**TASK REQUIREMENTS:** Find every line with the word "sample". Copy those lines.

• • • • • • •

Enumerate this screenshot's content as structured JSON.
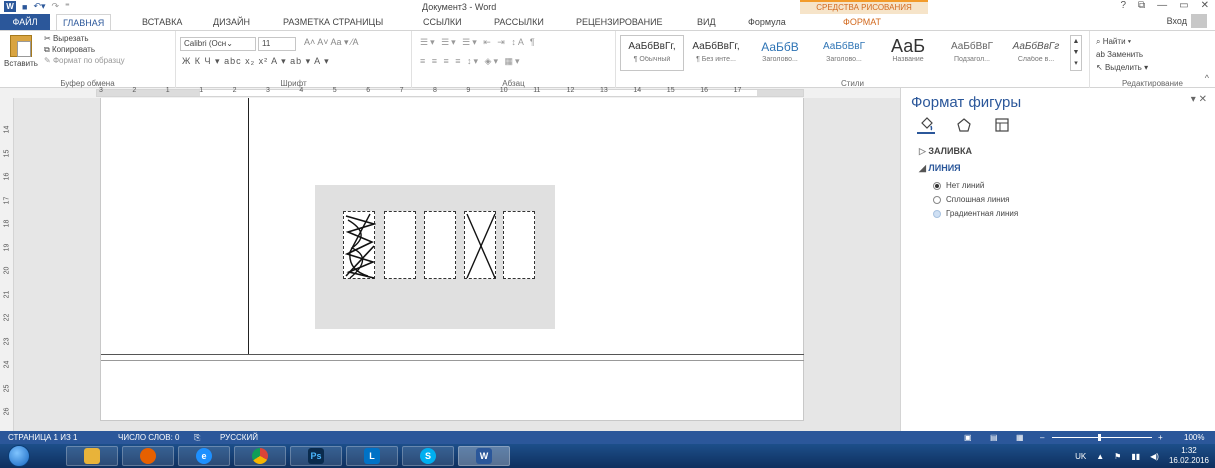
{
  "titlebar": {
    "title": "Документ3 - Word",
    "context_group": "СРЕДСТВА РИСОВАНИЯ",
    "help": "?",
    "restore": "⧉",
    "minimize": "—",
    "maximize": "▭",
    "close": "✕"
  },
  "tabs": {
    "file": "ФАЙЛ",
    "home": "ГЛАВНАЯ",
    "insert": "ВСТАВКА",
    "design": "ДИЗАЙН",
    "layout": "РАЗМЕТКА СТРАНИЦЫ",
    "references": "ССЫЛКИ",
    "mailings": "РАССЫЛКИ",
    "review": "РЕЦЕНЗИРОВАНИЕ",
    "view": "ВИД",
    "formula": "Формула",
    "format": "ФОРМАТ",
    "signin": "Вход"
  },
  "ribbon": {
    "clipboard": {
      "paste": "Вставить",
      "cut": "Вырезать",
      "copy": "Копировать",
      "format_painter": "Формат по образцу",
      "label": "Буфер обмена"
    },
    "font": {
      "name": "Calibri (Осн⌄",
      "size": "11",
      "row1": "A˄ A˅  Aa ▾   ⁄A",
      "row2": "Ж  К  Ч ▾ abc x₂ x²   A ▾  ab ▾  A ▾",
      "label": "Шрифт"
    },
    "paragraph": {
      "row1": "☰▾ ☰▾ ☰▾  ⇤ ⇥  ↕A  ¶",
      "row2": "≡ ≡ ≡ ≡  ↕▾  ◈▾ ▦▾",
      "label": "Абзац"
    },
    "styles": {
      "items": [
        {
          "sample": "АаБбВвГг,",
          "name": "¶ Обычный"
        },
        {
          "sample": "АаБбВвГг,",
          "name": "¶ Без инте..."
        },
        {
          "sample": "АаБбВ",
          "name": "Заголово..."
        },
        {
          "sample": "АаБбВвГ",
          "name": "Заголово..."
        },
        {
          "sample": "АаБ",
          "name": "Название"
        },
        {
          "sample": "АаБбВвГ",
          "name": "Подзагол..."
        },
        {
          "sample": "АаБбВвГг",
          "name": "Слабое в..."
        }
      ],
      "label": "Стили"
    },
    "editing": {
      "find": "Найти",
      "replace": "Заменить",
      "select": "Выделить",
      "label": "Редактирование"
    }
  },
  "ruler": {
    "numbers": [
      "3",
      "2",
      "1",
      "1",
      "2",
      "3",
      "4",
      "5",
      "6",
      "7",
      "8",
      "9",
      "10",
      "11",
      "12",
      "13",
      "14",
      "15",
      "16",
      "17"
    ],
    "vertical": [
      "14",
      "15",
      "16",
      "17",
      "18",
      "19",
      "20",
      "21",
      "22",
      "23",
      "24",
      "25",
      "26",
      "27"
    ]
  },
  "pane": {
    "title": "Формат фигуры",
    "close": "✕",
    "fill_section": "ЗАЛИВКА",
    "line_section": "ЛИНИЯ",
    "options": [
      "Нет линий",
      "Сплошная линия",
      "Градиентная линия"
    ],
    "selected_option": "Нет линий"
  },
  "statusbar": {
    "page": "СТРАНИЦА 1 ИЗ 1",
    "words": "ЧИСЛО СЛОВ: 0",
    "language": "РУССКИЙ",
    "zoom": "100%"
  },
  "taskbar": {
    "lang": "UK",
    "time": "1:32",
    "date": "16.02.2016"
  },
  "colors": {
    "accent": "#2b579a",
    "context_tab": "#d2691e"
  }
}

• • • • • • •

**RESULT OF THE TASK:**
          "sample": "АаБбВвГг,",
          "sample": "АаБбВвГг,",
          "sample": "АаБбВ",
          "sample": "АаБбВвГ",
          "sample": "АаБ",
          "sample": "АаБбВвГ",
          "sample": "АаБбВвГг",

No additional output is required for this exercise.